## DATA

════════════════════

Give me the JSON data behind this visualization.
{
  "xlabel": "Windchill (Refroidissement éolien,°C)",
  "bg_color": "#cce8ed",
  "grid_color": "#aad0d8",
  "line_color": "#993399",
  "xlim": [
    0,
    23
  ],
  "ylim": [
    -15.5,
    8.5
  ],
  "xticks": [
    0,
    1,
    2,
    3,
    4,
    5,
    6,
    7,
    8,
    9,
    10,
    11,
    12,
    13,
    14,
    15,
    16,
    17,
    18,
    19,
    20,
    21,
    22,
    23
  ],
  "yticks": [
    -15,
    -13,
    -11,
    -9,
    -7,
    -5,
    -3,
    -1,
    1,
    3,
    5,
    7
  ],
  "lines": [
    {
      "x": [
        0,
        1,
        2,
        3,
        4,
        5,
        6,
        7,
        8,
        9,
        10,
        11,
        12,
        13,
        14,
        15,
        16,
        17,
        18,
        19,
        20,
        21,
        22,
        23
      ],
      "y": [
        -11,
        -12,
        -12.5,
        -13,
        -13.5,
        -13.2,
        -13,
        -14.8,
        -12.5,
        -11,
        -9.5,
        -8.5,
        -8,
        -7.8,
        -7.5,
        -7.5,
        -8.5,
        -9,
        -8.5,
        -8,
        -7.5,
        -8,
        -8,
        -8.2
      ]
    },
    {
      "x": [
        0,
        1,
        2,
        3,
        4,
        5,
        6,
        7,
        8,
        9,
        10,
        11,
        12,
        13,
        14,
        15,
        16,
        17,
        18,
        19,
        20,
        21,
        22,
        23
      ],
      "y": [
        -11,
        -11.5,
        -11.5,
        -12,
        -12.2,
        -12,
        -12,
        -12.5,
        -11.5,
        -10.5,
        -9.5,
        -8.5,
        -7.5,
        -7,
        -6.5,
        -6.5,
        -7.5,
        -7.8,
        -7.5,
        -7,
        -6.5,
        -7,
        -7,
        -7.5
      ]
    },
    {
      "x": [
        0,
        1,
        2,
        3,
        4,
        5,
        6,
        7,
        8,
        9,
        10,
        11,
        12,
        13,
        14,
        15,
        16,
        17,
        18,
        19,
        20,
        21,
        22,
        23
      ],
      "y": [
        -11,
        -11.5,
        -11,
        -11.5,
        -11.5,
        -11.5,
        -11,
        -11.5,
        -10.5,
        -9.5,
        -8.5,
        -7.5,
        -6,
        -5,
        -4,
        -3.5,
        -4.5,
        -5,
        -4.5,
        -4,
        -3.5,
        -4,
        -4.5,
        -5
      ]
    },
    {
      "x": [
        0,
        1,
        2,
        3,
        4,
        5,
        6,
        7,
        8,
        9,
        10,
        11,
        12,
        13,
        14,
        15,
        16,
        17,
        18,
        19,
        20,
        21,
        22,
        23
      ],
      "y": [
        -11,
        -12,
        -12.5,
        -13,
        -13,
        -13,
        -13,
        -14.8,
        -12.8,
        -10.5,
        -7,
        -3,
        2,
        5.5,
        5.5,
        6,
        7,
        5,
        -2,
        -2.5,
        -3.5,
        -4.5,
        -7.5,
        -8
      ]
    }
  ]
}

════════════════════

## WHAT THE TASK REQUIRES
Please quote every record above exactly as it appears.

## RESPONSE TO THE EXERCISE
Give me the JSON data behind this visualization.
{
  "xlabel": "Windchill (Refroidissement éolien,°C)",
  "bg_color": "#cce8ed",
  "grid_color": "#aad0d8",
  "line_color": "#993399",
  "xlim": [
    0,
    23
  ],
  "ylim": [
    -15.5,
    8.5
  ],
  "xticks": [
    0,
    1,
    2,
    3,
    4,
    5,
    6,
    7,
    8,
    9,
    10,
    11,
    12,
    13,
    14,
    15,
    16,
    17,
    18,
    19,
    20,
    21,
    22,
    23
  ],
  "yticks": [
    -15,
    -13,
    -11,
    -9,
    -7,
    -5,
    -3,
    -1,
    1,
    3,
    5,
    7
  ],
  "lines": [
    {
      "x": [
        0,
        1,
        2,
        3,
        4,
        5,
        6,
        7,
        8,
        9,
        10,
        11,
        12,
        13,
        14,
        15,
        16,
        17,
        18,
        19,
        20,
        21,
        22,
        23
      ],
      "y": [
        -11,
        -12,
        -12.5,
        -13,
        -13.5,
        -13.2,
        -13,
        -14.8,
        -12.5,
        -11,
        -9.5,
        -8.5,
        -8,
        -7.8,
        -7.5,
        -7.5,
        -8.5,
        -9,
        -8.5,
        -8,
        -7.5,
        -8,
        -8,
        -8.2
      ]
    },
    {
      "x": [
        0,
        1,
        2,
        3,
        4,
        5,
        6,
        7,
        8,
        9,
        10,
        11,
        12,
        13,
        14,
        15,
        16,
        17,
        18,
        19,
        20,
        21,
        22,
        23
      ],
      "y": [
        -11,
        -11.5,
        -11.5,
        -12,
        -12.2,
        -12,
        -12,
        -12.5,
        -11.5,
        -10.5,
        -9.5,
        -8.5,
        -7.5,
        -7,
        -6.5,
        -6.5,
        -7.5,
        -7.8,
        -7.5,
        -7,
        -6.5,
        -7,
        -7,
        -7.5
      ]
    },
    {
      "x": [
        0,
        1,
        2,
        3,
        4,
        5,
        6,
        7,
        8,
        9,
        10,
        11,
        12,
        13,
        14,
        15,
        16,
        17,
        18,
        19,
        20,
        21,
        22,
        23
      ],
      "y": [
        -11,
        -11.5,
        -11,
        -11.5,
        -11.5,
        -11.5,
        -11,
        -11.5,
        -10.5,
        -9.5,
        -8.5,
        -7.5,
        -6,
        -5,
        -4,
        -3.5,
        -4.5,
        -5,
        -4.5,
        -4,
        -3.5,
        -4,
        -4.5,
        -5
      ]
    },
    {
      "x": [
        0,
        1,
        2,
        3,
        4,
        5,
        6,
        7,
        8,
        9,
        10,
        11,
        12,
        13,
        14,
        15,
        16,
        17,
        18,
        19,
        20,
        21,
        22,
        23
      ],
      "y": [
        -11,
        -12,
        -12.5,
        -13,
        -13,
        -13,
        -13,
        -14.8,
        -12.8,
        -10.5,
        -7,
        -3,
        2,
        5.5,
        5.5,
        6,
        7,
        5,
        -2,
        -2.5,
        -3.5,
        -4.5,
        -7.5,
        -8
      ]
    }
  ]
}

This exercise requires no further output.